[WHAT IS ASKED] For the data below, work out how many lines contain the word "will" and supply only that number.

[INPUT RECORDS]

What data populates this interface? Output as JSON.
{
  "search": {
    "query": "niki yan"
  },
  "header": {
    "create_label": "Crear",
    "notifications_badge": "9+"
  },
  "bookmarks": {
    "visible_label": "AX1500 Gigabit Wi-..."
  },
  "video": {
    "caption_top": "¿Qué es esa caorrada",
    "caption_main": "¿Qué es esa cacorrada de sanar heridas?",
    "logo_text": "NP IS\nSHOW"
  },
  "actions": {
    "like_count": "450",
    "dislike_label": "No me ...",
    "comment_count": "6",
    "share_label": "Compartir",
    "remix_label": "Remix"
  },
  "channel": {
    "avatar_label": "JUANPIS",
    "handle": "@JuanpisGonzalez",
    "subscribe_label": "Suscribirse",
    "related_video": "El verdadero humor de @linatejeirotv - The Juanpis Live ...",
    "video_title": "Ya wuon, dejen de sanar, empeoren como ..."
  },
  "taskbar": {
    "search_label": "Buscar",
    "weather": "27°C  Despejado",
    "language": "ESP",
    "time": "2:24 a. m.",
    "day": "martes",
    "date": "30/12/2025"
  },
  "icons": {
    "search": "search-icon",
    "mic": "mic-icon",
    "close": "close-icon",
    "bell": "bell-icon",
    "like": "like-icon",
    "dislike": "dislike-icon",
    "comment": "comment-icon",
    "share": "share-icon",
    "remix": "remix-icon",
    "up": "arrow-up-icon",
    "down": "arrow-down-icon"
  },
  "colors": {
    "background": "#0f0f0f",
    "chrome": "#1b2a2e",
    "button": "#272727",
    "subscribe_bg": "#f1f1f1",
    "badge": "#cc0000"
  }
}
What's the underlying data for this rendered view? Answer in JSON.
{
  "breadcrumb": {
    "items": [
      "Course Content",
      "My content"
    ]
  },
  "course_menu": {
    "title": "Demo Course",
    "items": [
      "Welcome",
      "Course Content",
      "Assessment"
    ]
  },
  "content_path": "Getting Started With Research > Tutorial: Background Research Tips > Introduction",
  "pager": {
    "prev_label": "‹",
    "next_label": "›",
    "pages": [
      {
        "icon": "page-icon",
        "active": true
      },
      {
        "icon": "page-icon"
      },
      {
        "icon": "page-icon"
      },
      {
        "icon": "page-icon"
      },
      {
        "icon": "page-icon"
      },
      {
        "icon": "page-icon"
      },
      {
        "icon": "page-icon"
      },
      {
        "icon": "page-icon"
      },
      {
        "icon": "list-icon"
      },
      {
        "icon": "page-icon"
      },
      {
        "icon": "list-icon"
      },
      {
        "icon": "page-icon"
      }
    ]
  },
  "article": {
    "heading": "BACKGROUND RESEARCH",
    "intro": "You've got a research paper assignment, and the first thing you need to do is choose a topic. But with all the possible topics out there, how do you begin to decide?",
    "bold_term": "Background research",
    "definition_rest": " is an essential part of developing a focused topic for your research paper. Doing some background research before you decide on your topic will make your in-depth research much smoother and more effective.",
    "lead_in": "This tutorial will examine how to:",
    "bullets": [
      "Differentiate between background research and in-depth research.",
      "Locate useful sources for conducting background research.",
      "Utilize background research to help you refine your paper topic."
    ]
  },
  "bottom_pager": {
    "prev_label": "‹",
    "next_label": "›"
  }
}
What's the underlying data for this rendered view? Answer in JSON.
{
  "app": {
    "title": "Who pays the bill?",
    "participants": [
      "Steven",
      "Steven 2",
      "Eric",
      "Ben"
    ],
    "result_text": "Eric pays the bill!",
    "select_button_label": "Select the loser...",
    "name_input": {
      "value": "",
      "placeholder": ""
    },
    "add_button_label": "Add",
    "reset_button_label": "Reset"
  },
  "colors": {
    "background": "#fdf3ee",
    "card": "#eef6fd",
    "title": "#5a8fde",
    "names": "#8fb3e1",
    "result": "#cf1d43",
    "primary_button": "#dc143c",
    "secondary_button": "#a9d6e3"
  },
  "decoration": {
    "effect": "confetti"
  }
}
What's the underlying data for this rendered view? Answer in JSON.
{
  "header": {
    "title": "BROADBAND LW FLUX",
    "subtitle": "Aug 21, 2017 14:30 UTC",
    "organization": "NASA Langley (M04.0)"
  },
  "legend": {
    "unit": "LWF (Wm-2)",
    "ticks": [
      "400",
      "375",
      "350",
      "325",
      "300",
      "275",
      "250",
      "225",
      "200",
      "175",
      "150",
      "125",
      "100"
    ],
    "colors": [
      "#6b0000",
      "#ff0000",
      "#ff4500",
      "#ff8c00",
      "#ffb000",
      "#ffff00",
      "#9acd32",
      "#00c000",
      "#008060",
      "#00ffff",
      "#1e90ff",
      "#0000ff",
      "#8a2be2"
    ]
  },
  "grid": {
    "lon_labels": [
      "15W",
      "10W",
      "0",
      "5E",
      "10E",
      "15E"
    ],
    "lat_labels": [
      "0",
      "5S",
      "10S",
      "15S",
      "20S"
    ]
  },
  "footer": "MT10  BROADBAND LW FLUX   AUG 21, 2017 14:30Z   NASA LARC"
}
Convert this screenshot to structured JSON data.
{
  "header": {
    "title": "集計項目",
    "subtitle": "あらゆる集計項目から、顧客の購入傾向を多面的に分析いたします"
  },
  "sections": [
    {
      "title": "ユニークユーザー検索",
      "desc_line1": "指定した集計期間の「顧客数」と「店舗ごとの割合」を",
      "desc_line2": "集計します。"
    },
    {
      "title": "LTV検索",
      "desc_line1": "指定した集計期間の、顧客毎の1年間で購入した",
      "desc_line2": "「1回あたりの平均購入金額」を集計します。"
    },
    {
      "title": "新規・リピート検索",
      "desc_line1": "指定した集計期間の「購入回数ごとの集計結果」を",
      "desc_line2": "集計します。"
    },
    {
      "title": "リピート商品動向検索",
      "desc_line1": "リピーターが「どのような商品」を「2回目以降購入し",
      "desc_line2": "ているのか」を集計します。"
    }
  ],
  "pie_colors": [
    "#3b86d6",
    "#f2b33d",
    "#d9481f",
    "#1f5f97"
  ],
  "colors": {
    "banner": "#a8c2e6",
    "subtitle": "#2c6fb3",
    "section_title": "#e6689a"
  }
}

[WRITTEN RESPONSE] 2